→ Goal: Copy all lines in which the word "Center" can be found.

-----

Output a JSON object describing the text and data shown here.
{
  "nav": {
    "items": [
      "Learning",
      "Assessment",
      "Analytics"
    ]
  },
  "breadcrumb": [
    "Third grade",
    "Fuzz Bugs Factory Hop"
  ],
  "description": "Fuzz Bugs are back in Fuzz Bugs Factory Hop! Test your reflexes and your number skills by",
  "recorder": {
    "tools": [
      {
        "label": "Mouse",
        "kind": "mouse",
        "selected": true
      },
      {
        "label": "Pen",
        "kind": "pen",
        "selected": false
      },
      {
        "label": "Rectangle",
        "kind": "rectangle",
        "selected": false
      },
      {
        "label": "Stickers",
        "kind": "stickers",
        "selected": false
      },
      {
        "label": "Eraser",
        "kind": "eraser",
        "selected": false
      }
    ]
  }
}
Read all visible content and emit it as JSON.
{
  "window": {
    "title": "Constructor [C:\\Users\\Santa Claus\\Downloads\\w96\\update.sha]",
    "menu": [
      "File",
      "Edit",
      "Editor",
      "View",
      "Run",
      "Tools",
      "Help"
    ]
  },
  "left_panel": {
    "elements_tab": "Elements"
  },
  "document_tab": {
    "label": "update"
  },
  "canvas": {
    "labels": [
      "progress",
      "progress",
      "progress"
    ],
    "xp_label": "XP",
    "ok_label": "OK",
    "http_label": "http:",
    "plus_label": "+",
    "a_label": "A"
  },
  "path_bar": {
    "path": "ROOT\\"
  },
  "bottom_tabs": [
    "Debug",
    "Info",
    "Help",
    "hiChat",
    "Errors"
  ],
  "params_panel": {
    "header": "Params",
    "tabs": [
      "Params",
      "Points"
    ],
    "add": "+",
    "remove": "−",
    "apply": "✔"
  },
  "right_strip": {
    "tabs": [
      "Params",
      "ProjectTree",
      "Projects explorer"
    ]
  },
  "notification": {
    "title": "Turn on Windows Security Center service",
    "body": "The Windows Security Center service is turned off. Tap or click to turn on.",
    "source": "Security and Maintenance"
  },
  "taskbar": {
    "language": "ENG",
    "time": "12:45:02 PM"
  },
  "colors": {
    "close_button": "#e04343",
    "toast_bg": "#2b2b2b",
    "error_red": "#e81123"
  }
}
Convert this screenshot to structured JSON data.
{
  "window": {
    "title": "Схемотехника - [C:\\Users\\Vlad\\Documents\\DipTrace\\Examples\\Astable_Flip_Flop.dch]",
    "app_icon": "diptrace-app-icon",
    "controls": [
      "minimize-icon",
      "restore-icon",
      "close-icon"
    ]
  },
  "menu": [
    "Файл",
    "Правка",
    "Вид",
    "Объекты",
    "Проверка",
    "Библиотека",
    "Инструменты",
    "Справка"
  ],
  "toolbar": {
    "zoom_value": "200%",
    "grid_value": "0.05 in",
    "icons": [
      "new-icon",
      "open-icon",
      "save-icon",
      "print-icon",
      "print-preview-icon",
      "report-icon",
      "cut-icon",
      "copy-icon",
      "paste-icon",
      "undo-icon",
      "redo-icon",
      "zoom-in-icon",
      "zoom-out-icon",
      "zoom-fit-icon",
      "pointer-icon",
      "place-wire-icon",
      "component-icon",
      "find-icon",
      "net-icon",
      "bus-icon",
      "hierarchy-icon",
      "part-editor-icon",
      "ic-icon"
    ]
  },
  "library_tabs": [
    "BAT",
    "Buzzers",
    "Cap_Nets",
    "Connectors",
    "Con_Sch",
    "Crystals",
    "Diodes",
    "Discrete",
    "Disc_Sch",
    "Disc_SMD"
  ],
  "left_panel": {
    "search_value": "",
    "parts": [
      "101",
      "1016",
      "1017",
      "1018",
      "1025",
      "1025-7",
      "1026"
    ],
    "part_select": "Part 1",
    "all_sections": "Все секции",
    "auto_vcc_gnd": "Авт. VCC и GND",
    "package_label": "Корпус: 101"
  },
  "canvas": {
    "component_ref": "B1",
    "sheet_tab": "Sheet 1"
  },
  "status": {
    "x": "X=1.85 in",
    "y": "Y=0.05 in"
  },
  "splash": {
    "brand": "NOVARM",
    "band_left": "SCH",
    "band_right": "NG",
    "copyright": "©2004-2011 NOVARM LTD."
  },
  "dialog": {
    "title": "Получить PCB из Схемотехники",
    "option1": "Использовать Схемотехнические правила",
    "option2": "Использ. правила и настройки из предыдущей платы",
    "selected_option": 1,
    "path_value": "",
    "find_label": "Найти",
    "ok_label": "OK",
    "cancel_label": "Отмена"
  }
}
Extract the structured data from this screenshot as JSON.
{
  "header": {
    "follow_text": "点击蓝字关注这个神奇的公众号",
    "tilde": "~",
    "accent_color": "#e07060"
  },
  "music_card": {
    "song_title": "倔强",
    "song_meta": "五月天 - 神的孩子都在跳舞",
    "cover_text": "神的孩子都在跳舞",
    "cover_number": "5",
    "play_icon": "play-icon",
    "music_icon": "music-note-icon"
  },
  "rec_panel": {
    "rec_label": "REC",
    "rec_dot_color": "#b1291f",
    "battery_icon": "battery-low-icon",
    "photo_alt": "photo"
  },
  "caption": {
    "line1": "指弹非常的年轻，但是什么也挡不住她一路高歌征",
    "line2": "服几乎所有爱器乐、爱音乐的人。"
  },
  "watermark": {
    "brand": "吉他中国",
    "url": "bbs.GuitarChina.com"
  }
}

-----

→ Answer to the task:
    "title": "Turn on Windows Security Center service",
    "body": "The Windows Security Center service is turned off. Tap or click to turn on.",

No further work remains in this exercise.